
  • Where the Economic-Financial, Non-Financial and Corporate Information generated by the Company is likely to qualify as inside information or other relevant information; consists of regulated periodic information in accordance with applicable regulations; or, gives rise to any doubts about the obligation to disclose it via the Regulated Channels pursuant to applicable laws and Kupertino’s internal regulations, the SSD Office shall determine if it is appropriate to send or announce first a communication regarding such inside or other relevant information via the Regulated Channels, and as, the case may be, review and submit it to the Regulated Channels through the authorised interlocutors designated by the Corporation for such purposes.
  • Notwithstanding the foregoing, the Economic-Financial, Non-Financial and Corporate Information of the Company may be disclosed to the Stakeholders and to the market at large, by any means accepted under the Policy, provided that there is no doubt whatsoever of the fact that its prior disclosure via the Regulated Channels is required, as it qualifies as inside information or other relevant information in accordance with applicable regulations and the internal regulations of the Company, or else if having previously consulted the SSD Office, he has determined pursuant to the rules set out in paragraph a) above that the prior communication of the information via the Regulated Channels is not mandatory.
────
> _Exercise instructions_:
**1)** Answer these questions using the disclosure policy excerpt:
(a) Which office decides whether a communication should first be sent or announced via the Regulated Channels?
(b) Through whom is such a communication submitted to the Regulated Channels?
(c) To whom may the Company's Economic-Financial, Non-Financial and Corporate Information be disclosed?
**2)** Continue the disclosure policy excerpt after its last sentence.
The records have no connection to the disclosure policy excerpt.

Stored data
────
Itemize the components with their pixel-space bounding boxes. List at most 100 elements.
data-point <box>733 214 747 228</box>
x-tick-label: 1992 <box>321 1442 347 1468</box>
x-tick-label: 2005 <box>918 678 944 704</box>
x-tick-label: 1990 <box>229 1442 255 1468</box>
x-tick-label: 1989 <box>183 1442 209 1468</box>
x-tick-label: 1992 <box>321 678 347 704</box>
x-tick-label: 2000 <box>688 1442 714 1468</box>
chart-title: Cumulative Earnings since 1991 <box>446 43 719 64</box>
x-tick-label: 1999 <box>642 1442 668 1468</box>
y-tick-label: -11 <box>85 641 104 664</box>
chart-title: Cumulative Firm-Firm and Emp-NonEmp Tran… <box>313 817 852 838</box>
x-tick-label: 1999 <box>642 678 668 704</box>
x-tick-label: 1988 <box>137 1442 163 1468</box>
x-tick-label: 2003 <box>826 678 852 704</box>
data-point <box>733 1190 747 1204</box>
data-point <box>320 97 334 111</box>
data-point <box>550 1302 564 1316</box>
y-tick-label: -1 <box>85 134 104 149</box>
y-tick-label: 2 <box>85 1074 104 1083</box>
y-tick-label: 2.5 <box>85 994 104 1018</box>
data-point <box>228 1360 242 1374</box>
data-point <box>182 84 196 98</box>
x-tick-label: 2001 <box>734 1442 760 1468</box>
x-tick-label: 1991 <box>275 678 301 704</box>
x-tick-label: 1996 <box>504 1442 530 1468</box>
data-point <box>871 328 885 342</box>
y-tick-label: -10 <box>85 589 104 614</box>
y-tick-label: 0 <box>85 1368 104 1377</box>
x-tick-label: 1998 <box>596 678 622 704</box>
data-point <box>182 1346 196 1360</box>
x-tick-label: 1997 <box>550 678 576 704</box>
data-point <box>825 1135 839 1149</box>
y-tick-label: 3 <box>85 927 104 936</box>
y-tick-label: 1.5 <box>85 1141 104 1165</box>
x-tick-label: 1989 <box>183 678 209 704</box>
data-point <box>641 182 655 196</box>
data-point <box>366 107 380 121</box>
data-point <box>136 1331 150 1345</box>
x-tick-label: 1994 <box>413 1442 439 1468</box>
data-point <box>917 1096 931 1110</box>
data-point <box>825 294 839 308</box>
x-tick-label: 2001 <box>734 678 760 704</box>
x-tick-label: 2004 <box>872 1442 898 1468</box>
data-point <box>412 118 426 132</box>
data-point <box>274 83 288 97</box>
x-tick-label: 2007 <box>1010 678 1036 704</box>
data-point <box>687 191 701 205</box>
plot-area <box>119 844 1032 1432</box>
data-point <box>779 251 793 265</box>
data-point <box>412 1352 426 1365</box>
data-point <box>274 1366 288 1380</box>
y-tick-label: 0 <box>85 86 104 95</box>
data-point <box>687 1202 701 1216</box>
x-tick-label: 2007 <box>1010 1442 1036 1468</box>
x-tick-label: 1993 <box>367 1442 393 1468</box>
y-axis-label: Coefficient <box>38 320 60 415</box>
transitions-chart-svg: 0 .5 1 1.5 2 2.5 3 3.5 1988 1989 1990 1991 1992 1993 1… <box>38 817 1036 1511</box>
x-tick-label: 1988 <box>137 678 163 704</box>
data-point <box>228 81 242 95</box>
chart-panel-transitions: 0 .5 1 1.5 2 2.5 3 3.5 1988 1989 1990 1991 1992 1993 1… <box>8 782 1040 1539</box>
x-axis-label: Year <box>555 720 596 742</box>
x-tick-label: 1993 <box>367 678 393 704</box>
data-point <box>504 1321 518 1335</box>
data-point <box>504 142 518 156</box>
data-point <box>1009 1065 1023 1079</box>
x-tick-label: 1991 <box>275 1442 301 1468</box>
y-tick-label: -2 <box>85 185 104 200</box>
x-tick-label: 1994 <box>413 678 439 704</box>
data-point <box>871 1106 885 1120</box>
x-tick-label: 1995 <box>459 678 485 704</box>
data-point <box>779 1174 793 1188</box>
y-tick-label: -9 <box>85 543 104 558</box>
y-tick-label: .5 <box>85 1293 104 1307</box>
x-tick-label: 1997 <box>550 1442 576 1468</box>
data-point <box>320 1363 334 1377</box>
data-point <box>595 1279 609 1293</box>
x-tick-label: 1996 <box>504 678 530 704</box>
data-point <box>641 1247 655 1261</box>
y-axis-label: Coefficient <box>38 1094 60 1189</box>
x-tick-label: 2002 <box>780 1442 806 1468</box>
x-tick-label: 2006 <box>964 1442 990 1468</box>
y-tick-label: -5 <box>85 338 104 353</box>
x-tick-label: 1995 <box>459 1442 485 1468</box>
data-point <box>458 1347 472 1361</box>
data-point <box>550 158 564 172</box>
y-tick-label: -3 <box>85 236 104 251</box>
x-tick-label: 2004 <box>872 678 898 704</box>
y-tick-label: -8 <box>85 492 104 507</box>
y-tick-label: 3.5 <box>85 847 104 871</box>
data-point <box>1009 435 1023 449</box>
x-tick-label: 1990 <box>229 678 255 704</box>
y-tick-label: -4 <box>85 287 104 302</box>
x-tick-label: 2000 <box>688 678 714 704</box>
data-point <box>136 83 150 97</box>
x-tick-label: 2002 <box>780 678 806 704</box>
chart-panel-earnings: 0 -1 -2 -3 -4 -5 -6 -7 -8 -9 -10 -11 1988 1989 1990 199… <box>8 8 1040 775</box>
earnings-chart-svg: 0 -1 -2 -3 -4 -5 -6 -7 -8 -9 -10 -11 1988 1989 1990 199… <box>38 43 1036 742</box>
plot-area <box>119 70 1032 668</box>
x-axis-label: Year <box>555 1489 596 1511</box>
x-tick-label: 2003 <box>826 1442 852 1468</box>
────
> _Task-by-task answers_:
**1)**
(a) The SSD Office.
(b) Through the authorised interlocutors designated by the Corporation for such purposes.
(c) To the Stakeholders and to the market at large.

**2)**
  • Implementation of the Policy

    The Board of Directors has the ultimate responsibility for overseeing the Policy, via the SSD.

    Every area and department of the Kupertino Corporation shall be responsible for duly implementing the Policy. In particular the preparation of the information rests on the following areas or departments:

    Economic-Financial information:

    • Kupertino Finance and SSD.

    Non-Financial information:

    • The Kupertino Press will prepare the information on social and/or environmental issues;
    • The Human Resources Department will prepare the information about employees, people and diversity;
    • The SSD Office will be responsible for preparing information on good corporate governance;
    • The Communication Department and the Corporate Development Department will prepare the information on the business model;
    • The Kupertino Communication will prepare the information on the business model;
    • Finally, the Kupertino Finance will be responsible for the information on tax transparency and contribution.

    Corporate information:

    • The preparation of the corporate information shall be incumbent on the SSD Office, the Kupertino Finance and the Kupertino Press.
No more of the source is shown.